● **What is expected**
Copy every line of the records below, character for character, with nothing changed.

[Data items]

◇ ◇ ◇ ◇

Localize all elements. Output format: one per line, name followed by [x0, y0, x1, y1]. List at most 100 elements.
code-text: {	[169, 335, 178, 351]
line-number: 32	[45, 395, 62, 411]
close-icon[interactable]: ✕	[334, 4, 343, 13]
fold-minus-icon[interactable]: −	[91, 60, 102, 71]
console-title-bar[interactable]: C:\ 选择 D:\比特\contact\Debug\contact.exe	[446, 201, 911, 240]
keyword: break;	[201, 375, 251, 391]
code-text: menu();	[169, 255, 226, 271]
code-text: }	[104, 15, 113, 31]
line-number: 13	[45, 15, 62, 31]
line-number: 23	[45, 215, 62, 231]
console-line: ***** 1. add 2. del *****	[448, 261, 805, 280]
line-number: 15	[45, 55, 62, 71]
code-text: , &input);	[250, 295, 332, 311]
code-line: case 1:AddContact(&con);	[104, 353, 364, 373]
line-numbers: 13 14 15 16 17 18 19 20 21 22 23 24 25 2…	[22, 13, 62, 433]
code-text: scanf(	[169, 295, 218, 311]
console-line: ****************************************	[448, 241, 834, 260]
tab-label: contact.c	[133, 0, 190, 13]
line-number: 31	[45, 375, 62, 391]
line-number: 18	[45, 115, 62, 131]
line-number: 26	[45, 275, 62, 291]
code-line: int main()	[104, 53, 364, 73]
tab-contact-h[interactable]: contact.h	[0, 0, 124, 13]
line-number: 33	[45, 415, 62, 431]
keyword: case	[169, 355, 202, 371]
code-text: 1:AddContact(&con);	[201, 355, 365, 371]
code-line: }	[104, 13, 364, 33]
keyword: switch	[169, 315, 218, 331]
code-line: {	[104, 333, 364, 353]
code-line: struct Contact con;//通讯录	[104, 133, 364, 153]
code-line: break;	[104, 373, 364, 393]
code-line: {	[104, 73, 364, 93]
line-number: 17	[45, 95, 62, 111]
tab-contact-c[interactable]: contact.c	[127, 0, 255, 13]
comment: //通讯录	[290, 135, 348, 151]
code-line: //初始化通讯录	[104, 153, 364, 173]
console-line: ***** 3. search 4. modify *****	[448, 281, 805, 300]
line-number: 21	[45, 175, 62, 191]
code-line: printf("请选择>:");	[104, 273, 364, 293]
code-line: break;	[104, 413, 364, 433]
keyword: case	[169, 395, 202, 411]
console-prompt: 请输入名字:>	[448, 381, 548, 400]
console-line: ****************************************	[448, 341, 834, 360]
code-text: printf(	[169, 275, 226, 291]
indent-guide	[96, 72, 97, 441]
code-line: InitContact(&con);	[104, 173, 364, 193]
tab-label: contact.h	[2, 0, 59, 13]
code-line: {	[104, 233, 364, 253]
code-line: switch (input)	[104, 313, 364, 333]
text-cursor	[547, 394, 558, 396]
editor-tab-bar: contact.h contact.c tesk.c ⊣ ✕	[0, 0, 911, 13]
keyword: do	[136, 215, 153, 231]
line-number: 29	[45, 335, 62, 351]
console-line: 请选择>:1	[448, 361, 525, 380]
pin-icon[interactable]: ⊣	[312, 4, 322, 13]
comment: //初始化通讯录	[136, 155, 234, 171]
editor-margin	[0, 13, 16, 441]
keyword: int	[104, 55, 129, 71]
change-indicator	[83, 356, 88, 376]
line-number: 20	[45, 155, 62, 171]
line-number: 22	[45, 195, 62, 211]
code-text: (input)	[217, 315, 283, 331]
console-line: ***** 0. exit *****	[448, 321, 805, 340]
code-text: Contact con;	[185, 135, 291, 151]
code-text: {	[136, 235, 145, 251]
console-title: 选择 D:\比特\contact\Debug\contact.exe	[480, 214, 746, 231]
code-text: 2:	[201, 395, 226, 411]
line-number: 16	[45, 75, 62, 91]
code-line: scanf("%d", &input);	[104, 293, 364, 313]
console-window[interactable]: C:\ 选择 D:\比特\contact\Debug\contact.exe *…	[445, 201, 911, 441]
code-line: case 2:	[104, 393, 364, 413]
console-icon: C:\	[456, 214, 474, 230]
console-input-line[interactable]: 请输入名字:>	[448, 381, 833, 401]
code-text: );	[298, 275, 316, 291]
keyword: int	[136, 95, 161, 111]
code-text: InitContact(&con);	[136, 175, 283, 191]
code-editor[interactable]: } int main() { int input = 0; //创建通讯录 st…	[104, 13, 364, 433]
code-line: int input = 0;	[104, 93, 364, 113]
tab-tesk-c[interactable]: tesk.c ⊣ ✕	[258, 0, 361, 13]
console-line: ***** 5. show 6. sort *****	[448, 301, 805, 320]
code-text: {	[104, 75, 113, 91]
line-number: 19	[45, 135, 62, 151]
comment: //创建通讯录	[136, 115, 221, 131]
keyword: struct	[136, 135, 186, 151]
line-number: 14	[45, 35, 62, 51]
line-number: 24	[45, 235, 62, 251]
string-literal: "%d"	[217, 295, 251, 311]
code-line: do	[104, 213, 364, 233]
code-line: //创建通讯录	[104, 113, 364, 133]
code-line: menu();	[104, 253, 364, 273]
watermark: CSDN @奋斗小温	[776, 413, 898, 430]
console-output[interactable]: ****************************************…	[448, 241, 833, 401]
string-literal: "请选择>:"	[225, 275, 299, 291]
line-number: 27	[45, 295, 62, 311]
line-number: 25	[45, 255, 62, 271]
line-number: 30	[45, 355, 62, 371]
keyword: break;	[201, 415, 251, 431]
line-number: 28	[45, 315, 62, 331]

◇ ◇ ◇ ◇

● **Final result**
Localize all elements. Output format: one per line, name followed by [x0, y0, x1, y1]. List at most 100 elements.
code-text: {	[169, 335, 178, 351]
line-number: 32	[45, 395, 62, 411]
close-icon[interactable]: ✕	[334, 4, 343, 13]
fold-minus-icon[interactable]: −	[91, 60, 102, 71]
console-title-bar[interactable]: C:\ 选择 D:\比特\contact\Debug\contact.exe	[446, 201, 911, 240]
keyword: break;	[201, 375, 251, 391]
code-text: menu();	[169, 255, 226, 271]
code-text: }	[104, 15, 113, 31]
line-number: 13	[45, 15, 62, 31]
line-number: 23	[45, 215, 62, 231]
console-line: ***** 1. add 2. del *****	[448, 261, 805, 280]
line-number: 15	[45, 55, 62, 71]
code-text: , &input);	[250, 295, 332, 311]
code-line: case 1:AddContact(&con);	[104, 353, 364, 373]
line-numbers: 13 14 15 16 17 18 19 20 21 22 23 24 25 2…	[22, 13, 62, 433]
code-text: scanf(	[169, 295, 218, 311]
console-line: ****************************************	[448, 241, 834, 260]
tab-label: contact.c	[133, 0, 190, 13]
line-number: 31	[45, 375, 62, 391]
line-number: 18	[45, 115, 62, 131]
line-number: 26	[45, 275, 62, 291]
code-line: int main()	[104, 53, 364, 73]
tab-contact-h[interactable]: contact.h	[0, 0, 124, 13]
line-number: 33	[45, 415, 62, 431]
keyword: case	[169, 355, 202, 371]
code-text: 1:AddContact(&con);	[201, 355, 365, 371]
code-line: }	[104, 13, 364, 33]
keyword: switch	[169, 315, 218, 331]
code-line: {	[104, 333, 364, 353]
code-line: struct Contact con;//通讯录	[104, 133, 364, 153]
code-line: break;	[104, 373, 364, 393]
code-line: {	[104, 73, 364, 93]
line-number: 17	[45, 95, 62, 111]
tab-contact-c[interactable]: contact.c	[127, 0, 255, 13]
comment: //通讯录	[290, 135, 348, 151]
code-line: //初始化通讯录	[104, 153, 364, 173]
console-line: ***** 3. search 4. modify *****	[448, 281, 805, 300]
line-number: 21	[45, 175, 62, 191]
code-line: printf("请选择>:");	[104, 273, 364, 293]
code-line: break;	[104, 413, 364, 433]
keyword: case	[169, 395, 202, 411]
console-prompt: 请输入名字:>	[448, 381, 548, 400]
console-line: ****************************************	[448, 341, 834, 360]
code-text: printf(	[169, 275, 226, 291]
indent-guide	[96, 72, 97, 441]
code-line: InitContact(&con);	[104, 173, 364, 193]
tab-label: contact.h	[2, 0, 59, 13]
code-line: {	[104, 233, 364, 253]
code-line: switch (input)	[104, 313, 364, 333]
text-cursor	[547, 394, 558, 396]
editor-tab-bar: contact.h contact.c tesk.c ⊣ ✕	[0, 0, 911, 13]
keyword: do	[136, 215, 153, 231]
line-number: 29	[45, 335, 62, 351]
console-line: 请选择>:1	[448, 361, 525, 380]
pin-icon[interactable]: ⊣	[312, 4, 322, 13]
comment: //初始化通讯录	[136, 155, 234, 171]
editor-margin	[0, 13, 16, 441]
keyword: int	[104, 55, 129, 71]
change-indicator	[83, 356, 88, 376]
line-number: 20	[45, 155, 62, 171]
line-number: 22	[45, 195, 62, 211]
code-text: (input)	[217, 315, 283, 331]
console-line: ***** 0. exit *****	[448, 321, 805, 340]
code-text: Contact con;	[185, 135, 291, 151]
code-text: {	[136, 235, 145, 251]
console-title: 选择 D:\比特\contact\Debug\contact.exe	[480, 214, 746, 231]
code-text: 2:	[201, 395, 226, 411]
line-number: 16	[45, 75, 62, 91]
code-line: scanf("%d", &input);	[104, 293, 364, 313]
console-window[interactable]: C:\ 选择 D:\比特\contact\Debug\contact.exe *…	[445, 201, 911, 441]
code-line: case 2:	[104, 393, 364, 413]
console-icon: C:\	[456, 214, 474, 230]
console-input-line[interactable]: 请输入名字:>	[448, 381, 833, 401]
code-text: );	[298, 275, 316, 291]
keyword: int	[136, 95, 161, 111]
code-text: InitContact(&con);	[136, 175, 283, 191]
code-editor[interactable]: } int main() { int input = 0; //创建通讯录 st…	[104, 13, 364, 433]
code-line: int input = 0;	[104, 93, 364, 113]
tab-tesk-c[interactable]: tesk.c ⊣ ✕	[258, 0, 361, 13]
console-line: ***** 5. show 6. sort *****	[448, 301, 805, 320]
code-text: {	[104, 75, 113, 91]
line-number: 19	[45, 135, 62, 151]
comment: //创建通讯录	[136, 115, 221, 131]
keyword: struct	[136, 135, 186, 151]
line-number: 14	[45, 35, 62, 51]
line-number: 24	[45, 235, 62, 251]
string-literal: "%d"	[217, 295, 251, 311]
code-line: do	[104, 213, 364, 233]
code-line: //创建通讯录	[104, 113, 364, 133]
code-line: menu();	[104, 253, 364, 273]
watermark: CSDN @奋斗小温	[776, 413, 898, 430]
console-output[interactable]: ****************************************…	[448, 241, 833, 401]
string-literal: "请选择>:"	[225, 275, 299, 291]
line-number: 27	[45, 295, 62, 311]
line-number: 25	[45, 255, 62, 271]
line-number: 30	[45, 355, 62, 371]
keyword: break;	[201, 415, 251, 431]
line-number: 28	[45, 315, 62, 331]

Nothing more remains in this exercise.